=== DIRECTIVES ===
a: Rewrite the diving forum excerpt starting at "no differently than" and ending at "reading this thread.", putting "discussion" in place of "thread".
b: Write what comes next in the diving forum excerpt, following on from its final post.

Oh I know, but since I don't dive a ccr or scooter I can ignore them (for everything except SAC swims) and be safer.
 
Oh I know, but since I don't dive a ccr or scooter I can ignore them (for everything except SAC swims) and be safer.

no differently than we do on OC with indirect measurements, though I can't disagree that direct is easier.
 
Never have I been more thankful that I use metric since reading this thread.

I was just thinking the same, our American cousins really like to make life difficult. :poke:

In fairness, I guess it has lot to do with what you know. But every time I see an American calculating available gas, breathing rates etc it blows my mind how complicated it is.
 
I was just thinking the same, our American cousins really like to make life difficult. :poke:

In fairness, I guess it has lot to do with what you know. But every time I see an American calculating available gas, breathing rates etc it blows my mind how complicated it is.

It's definitely more complicated, but it's like being fluent in a slightly illogical language (like English). It's just how your brain thinks. I can work in metric, but I end up converting it to units I'm familiar with to contextualize it. Which totally defeats the purpose. So while there are a few extra steps, I can calculate gas volumes, bailout, turn pressure with dissimilar tanks, etc in my head pretty quickly. And I see no reason to mess with a process that works.

=== INFORMATION PROVIDED ===
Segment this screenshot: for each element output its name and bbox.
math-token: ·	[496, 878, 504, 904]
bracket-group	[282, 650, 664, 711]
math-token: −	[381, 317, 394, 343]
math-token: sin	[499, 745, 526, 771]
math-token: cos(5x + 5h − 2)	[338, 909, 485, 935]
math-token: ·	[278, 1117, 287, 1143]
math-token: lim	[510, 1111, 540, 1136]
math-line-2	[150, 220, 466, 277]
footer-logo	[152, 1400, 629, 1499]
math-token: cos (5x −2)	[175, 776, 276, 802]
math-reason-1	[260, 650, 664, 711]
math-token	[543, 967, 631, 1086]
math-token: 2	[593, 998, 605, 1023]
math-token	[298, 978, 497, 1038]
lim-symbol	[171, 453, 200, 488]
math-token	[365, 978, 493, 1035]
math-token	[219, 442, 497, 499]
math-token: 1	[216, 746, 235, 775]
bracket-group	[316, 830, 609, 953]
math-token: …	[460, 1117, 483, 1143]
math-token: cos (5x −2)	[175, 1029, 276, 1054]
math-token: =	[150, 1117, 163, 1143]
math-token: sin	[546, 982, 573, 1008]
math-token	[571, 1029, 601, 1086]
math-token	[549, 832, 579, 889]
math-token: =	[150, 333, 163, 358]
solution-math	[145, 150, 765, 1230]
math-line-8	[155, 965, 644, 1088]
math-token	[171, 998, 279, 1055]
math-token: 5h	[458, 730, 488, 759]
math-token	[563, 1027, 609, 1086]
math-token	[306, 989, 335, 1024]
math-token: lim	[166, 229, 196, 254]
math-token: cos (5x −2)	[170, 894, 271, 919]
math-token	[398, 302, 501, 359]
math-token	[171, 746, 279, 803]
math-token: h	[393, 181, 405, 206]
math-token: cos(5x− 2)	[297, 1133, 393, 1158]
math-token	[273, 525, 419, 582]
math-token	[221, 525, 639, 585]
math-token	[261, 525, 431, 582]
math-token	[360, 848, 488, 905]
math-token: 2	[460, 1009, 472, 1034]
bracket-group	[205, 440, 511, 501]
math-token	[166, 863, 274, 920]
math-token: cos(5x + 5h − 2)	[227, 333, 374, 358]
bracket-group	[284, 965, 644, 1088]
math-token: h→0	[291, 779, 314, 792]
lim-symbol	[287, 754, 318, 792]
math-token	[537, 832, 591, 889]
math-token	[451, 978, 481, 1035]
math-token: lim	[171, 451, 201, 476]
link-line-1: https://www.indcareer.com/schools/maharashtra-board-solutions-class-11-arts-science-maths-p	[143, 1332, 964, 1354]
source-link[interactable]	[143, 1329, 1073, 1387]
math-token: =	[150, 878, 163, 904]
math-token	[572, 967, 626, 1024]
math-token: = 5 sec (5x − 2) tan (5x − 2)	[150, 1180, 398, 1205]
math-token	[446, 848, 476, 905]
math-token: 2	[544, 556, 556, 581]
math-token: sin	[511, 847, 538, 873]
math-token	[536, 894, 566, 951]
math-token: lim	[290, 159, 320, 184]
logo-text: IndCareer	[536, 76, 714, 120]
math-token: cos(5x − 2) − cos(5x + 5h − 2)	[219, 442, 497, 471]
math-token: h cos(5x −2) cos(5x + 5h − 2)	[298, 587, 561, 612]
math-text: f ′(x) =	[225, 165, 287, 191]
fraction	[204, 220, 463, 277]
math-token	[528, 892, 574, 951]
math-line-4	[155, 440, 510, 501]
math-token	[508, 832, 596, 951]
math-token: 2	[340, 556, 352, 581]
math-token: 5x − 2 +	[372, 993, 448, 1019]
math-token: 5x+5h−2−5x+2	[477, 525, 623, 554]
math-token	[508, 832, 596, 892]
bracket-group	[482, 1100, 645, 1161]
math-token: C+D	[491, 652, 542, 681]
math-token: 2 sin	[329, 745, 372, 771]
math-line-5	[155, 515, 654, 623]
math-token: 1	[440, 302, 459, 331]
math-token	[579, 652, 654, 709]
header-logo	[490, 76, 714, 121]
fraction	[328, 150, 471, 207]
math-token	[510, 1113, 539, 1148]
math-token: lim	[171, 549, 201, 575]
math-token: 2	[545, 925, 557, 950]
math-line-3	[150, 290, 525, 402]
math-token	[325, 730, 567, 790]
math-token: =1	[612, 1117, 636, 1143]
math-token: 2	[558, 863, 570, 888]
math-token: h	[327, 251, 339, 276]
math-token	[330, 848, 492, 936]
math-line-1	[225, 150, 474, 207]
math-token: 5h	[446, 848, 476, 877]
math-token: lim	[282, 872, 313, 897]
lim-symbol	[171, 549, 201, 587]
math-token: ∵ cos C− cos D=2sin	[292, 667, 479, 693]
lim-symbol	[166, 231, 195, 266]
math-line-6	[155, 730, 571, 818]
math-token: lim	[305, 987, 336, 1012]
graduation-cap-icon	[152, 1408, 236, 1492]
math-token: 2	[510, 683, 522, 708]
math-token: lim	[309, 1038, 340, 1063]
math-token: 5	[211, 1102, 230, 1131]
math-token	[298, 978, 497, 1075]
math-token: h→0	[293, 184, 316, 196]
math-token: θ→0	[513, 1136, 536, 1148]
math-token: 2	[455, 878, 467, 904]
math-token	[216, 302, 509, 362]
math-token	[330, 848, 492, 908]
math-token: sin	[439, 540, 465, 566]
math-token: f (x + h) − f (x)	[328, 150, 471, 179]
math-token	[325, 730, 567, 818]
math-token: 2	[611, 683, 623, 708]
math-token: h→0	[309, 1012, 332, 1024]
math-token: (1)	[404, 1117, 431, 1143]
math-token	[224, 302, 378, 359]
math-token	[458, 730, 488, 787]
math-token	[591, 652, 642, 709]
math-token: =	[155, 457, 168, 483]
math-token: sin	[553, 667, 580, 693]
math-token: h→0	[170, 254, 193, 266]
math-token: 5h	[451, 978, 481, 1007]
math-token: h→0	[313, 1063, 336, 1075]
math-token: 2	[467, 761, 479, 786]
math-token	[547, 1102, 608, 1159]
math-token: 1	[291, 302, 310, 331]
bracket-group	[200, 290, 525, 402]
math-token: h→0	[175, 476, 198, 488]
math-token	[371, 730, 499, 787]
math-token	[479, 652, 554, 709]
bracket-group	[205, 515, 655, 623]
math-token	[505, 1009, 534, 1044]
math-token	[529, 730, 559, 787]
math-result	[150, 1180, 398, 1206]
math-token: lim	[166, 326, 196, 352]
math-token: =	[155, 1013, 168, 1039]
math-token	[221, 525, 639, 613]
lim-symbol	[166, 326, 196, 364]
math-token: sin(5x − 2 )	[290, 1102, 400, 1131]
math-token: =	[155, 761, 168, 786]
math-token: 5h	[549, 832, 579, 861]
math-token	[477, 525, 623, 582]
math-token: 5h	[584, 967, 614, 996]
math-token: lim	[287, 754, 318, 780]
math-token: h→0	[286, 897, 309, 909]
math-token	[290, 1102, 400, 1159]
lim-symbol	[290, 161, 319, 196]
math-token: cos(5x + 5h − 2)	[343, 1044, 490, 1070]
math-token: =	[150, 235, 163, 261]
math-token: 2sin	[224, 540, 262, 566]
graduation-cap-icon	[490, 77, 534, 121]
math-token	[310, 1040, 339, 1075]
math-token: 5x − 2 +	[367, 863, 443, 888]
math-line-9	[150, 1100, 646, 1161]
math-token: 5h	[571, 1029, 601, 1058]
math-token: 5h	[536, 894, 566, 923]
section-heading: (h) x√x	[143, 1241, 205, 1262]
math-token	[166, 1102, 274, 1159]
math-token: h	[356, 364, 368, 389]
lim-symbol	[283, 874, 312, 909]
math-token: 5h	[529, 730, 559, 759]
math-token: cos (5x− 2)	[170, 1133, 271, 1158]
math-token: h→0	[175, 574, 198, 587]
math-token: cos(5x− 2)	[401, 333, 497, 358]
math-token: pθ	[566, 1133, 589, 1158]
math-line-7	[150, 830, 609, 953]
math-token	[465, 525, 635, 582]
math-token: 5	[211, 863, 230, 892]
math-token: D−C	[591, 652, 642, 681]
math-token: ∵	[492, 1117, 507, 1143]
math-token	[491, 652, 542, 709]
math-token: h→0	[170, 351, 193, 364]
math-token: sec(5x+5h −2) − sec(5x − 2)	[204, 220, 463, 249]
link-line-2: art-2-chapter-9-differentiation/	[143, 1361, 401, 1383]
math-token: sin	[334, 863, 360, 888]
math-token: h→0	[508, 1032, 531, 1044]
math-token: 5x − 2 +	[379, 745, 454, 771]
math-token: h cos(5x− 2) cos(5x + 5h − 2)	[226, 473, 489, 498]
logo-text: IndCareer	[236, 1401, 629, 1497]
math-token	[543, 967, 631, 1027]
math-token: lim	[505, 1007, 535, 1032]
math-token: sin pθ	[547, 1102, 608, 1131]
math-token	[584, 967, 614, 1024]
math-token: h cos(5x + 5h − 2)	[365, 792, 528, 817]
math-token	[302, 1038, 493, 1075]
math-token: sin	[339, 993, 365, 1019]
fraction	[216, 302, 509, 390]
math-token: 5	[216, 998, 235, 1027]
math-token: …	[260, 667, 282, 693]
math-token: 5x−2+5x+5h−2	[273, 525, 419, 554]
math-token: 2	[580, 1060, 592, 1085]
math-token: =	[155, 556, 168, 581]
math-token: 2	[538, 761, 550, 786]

=== ANSWERS TO THE EXERCISE ===
a:
no differently than we do on OC with indirect measurements, though I can't disagree that direct is easier.
 
Never have I been more thankful that I use metric since reading this discussion.

b:
 
It's definitely more complicated, but it's like being fluent in a slightly illogical language (like English). It's just how your brain thinks. I can work in metric, but I end up converting it to units I'm familiar with to contextualize it. Which totally defeats the purpose. So while there are a few extra steps, I can calculate gas volumes, bailout, turn pressure with dissimilar tanks, etc in my head pretty quickly. And I see no reason to mess with a process that works.

I can understand that.
I am part of the 'decimalisation generation' - when I would normally have been learning pounds, shilling and pence, imperial weights and distance etc, they where teaching me the decimal equivalent.
For years, into my 40's I struggled with visualising volume, and weight. Funnily enough it was diving that finally made it understandable.
I am also fo the generation that uses inches and mm's.

So something may need to be an inch or so in diameter +/- a few mm, and a foot or so long, +/-5mm

That makes no sense to Europeans, or Americans, but perfectly obvious to my generation. :stirpot:
 
It's definitely more complicated, but it's like being fluent in a slightly illogical language (like English). It's just how your brain thinks. I can work in metric, but I end up converting it to units I'm familiar with to contextualize it. Which totally defeats the purpose. So while there are a few extra steps, I can calculate gas volumes, bailout, turn pressure with dissimilar tanks, etc in my head pretty quickly. And I see no reason to mess with a process that works.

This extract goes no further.